[start of EXCERPTED RECORDS]

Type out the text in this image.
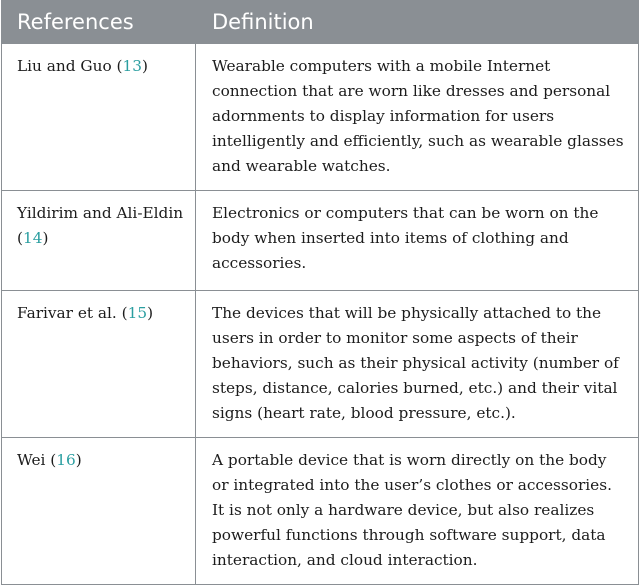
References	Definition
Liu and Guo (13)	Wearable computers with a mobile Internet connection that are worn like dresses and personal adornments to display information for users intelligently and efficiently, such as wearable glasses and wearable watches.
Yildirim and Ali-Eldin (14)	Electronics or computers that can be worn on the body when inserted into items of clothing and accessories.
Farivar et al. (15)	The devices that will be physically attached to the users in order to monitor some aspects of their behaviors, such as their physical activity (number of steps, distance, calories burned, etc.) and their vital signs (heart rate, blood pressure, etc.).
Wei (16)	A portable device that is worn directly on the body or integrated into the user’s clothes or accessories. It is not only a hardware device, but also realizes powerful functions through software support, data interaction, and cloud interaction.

[end of EXCERPTED RECORDS]
[start of EXCERPTED RECORDS]

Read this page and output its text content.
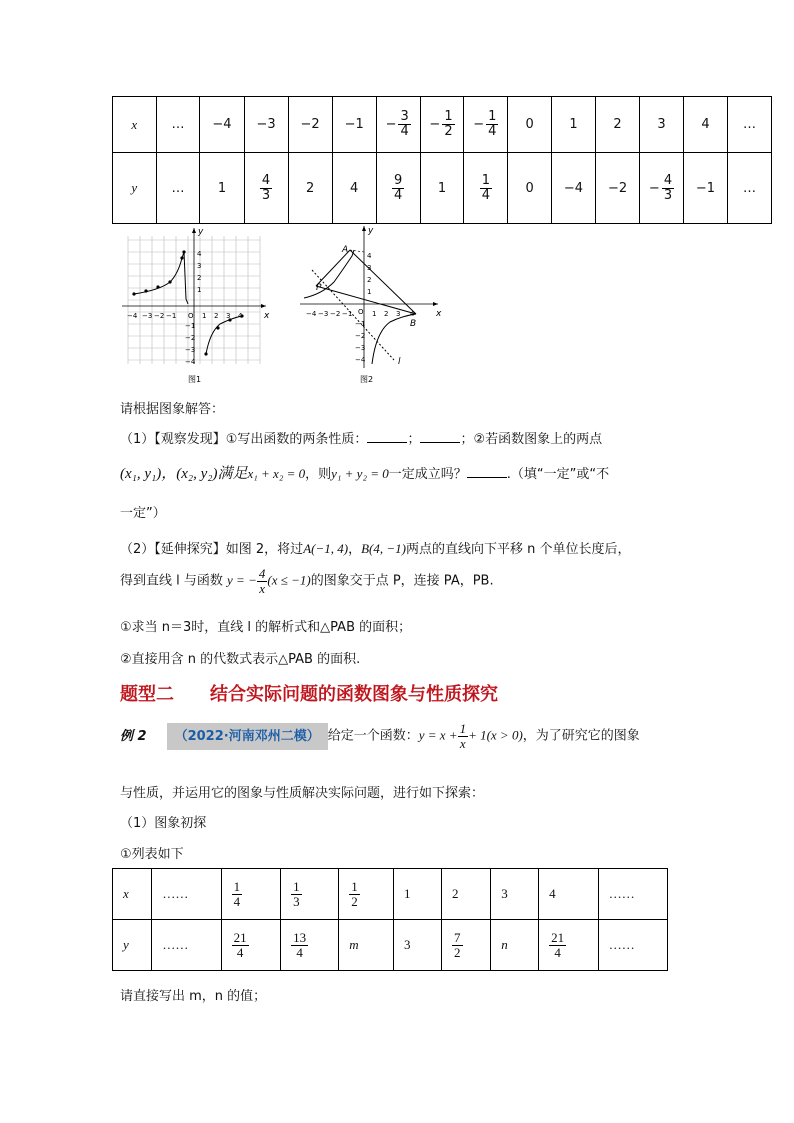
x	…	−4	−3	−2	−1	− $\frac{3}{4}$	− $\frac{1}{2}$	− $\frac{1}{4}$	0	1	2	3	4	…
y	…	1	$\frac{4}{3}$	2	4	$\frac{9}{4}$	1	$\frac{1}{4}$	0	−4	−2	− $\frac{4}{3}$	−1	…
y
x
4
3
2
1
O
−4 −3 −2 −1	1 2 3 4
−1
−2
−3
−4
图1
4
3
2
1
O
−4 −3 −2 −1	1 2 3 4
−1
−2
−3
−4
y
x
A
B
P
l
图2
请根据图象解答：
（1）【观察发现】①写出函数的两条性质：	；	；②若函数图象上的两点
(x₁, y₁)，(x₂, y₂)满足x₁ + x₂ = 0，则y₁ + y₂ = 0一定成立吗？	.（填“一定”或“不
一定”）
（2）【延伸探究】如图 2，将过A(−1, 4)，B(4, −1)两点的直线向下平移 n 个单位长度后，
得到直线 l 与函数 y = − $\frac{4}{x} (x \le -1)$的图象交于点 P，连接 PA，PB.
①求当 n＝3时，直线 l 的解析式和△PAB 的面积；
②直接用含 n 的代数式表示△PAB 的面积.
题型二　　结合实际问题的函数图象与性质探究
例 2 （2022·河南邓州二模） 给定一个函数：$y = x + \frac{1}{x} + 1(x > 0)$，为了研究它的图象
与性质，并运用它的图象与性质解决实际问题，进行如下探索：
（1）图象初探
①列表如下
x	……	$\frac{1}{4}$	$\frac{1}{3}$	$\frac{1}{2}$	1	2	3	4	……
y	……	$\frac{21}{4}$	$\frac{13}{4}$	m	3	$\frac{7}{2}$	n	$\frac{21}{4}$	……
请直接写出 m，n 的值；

[end of EXCERPTED RECORDS]

AIM: Show every line that contains the word "worn".

TASK OUTPUT:
Liu and Guo (13)	Wearable computers with a mobile Internet connection that are worn like dresses and personal adornments to display information for users intelligently and efficiently, such as wearable glasses and wearable watches.
Yildirim and Ali-Eldin (14)	Electronics or computers that can be worn on the body when inserted into items of clothing and accessories.
Wei (16)	A portable device that is worn directly on the body or integrated into the user’s clothes or accessories. It is not only a hardware device, but also realizes powerful functions through software support, data interaction, and cloud interaction.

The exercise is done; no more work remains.